- [Problem details]: Write out the records below once more, exactly as they stand.

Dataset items

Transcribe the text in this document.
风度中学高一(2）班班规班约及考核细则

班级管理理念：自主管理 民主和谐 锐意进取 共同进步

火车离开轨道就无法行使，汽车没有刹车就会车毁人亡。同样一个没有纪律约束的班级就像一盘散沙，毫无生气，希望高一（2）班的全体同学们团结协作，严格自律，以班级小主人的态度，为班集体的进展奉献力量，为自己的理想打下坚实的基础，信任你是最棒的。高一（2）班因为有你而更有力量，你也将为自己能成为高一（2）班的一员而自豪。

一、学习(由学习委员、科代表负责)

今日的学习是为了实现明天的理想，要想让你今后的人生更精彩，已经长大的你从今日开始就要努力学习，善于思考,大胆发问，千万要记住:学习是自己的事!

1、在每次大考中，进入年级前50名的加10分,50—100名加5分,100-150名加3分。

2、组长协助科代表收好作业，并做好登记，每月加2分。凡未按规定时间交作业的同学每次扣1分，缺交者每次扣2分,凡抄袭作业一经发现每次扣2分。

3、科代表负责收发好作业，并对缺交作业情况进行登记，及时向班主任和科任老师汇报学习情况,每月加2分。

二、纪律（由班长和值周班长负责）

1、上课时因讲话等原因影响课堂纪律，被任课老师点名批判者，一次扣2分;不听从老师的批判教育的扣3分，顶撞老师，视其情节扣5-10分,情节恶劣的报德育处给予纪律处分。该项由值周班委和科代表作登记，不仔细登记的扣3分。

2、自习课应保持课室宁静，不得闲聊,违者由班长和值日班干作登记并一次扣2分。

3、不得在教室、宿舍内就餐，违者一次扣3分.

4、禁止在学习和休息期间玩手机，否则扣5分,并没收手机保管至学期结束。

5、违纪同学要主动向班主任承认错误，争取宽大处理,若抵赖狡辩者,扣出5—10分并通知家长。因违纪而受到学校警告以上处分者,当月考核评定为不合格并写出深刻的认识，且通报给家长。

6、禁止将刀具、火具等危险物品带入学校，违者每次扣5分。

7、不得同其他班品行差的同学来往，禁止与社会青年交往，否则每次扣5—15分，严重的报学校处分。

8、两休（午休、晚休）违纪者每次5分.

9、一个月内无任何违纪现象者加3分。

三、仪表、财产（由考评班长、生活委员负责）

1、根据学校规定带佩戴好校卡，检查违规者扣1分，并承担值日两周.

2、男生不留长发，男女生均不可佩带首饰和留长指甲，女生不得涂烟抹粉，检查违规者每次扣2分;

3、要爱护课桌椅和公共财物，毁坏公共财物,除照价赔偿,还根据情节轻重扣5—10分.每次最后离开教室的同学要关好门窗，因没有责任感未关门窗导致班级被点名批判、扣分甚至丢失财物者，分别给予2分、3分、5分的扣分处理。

- [Exercise answer]:
Transcribe the text in this document.
风度中学高一(2）班班规班约及考核细则

班级管理理念：自主管理 民主和谐 锐意进取 共同进步

火车离开轨道就无法行使，汽车没有刹车就会车毁人亡。同样一个没有纪律约束的班级就像一盘散沙，毫无生气，希望高一（2）班的全体同学们团结协作，严格自律，以班级小主人的态度，为班集体的进展奉献力量，为自己的理想打下坚实的基础，信任你是最棒的。高一（2）班因为有你而更有力量，你也将为自己能成为高一（2）班的一员而自豪。

一、学习(由学习委员、科代表负责)

今日的学习是为了实现明天的理想，要想让你今后的人生更精彩，已经长大的你从今日开始就要努力学习，善于思考,大胆发问，千万要记住:学习是自己的事!

1、在每次大考中，进入年级前50名的加10分,50—100名加5分,100-150名加3分。

2、组长协助科代表收好作业，并做好登记，每月加2分。凡未按规定时间交作业的同学每次扣1分，缺交者每次扣2分,凡抄袭作业一经发现每次扣2分。

3、科代表负责收发好作业，并对缺交作业情况进行登记，及时向班主任和科任老师汇报学习情况,每月加2分。

二、纪律（由班长和值周班长负责）

1、上课时因讲话等原因影响课堂纪律，被任课老师点名批判者，一次扣2分;不听从老师的批判教育的扣3分，顶撞老师，视其情节扣5-10分,情节恶劣的报德育处给予纪律处分。该项由值周班委和科代表作登记，不仔细登记的扣3分。

2、自习课应保持课室宁静，不得闲聊,违者由班长和值日班干作登记并一次扣2分。

3、不得在教室、宿舍内就餐，违者一次扣3分.

4、禁止在学习和休息期间玩手机，否则扣5分,并没收手机保管至学期结束。

5、违纪同学要主动向班主任承认错误，争取宽大处理,若抵赖狡辩者,扣出5—10分并通知家长。因违纪而受到学校警告以上处分者,当月考核评定为不合格并写出深刻的认识，且通报给家长。

6、禁止将刀具、火具等危险物品带入学校，违者每次扣5分。

7、不得同其他班品行差的同学来往，禁止与社会青年交往，否则每次扣5—15分，严重的报学校处分。

8、两休（午休、晚休）违纪者每次5分.

9、一个月内无任何违纪现象者加3分。

三、仪表、财产（由考评班长、生活委员负责）

1、根据学校规定带佩戴好校卡，检查违规者扣1分，并承担值日两周.

2、男生不留长发，男女生均不可佩带首饰和留长指甲，女生不得涂烟抹粉，检查违规者每次扣2分;

3、要爱护课桌椅和公共财物，毁坏公共财物,除照价赔偿,还根据情节轻重扣5—10分.每次最后离开教室的同学要关好门窗，因没有责任感未关门窗导致班级被点名批判、扣分甚至丢失财物者，分别给予2分、3分、5分的扣分处理。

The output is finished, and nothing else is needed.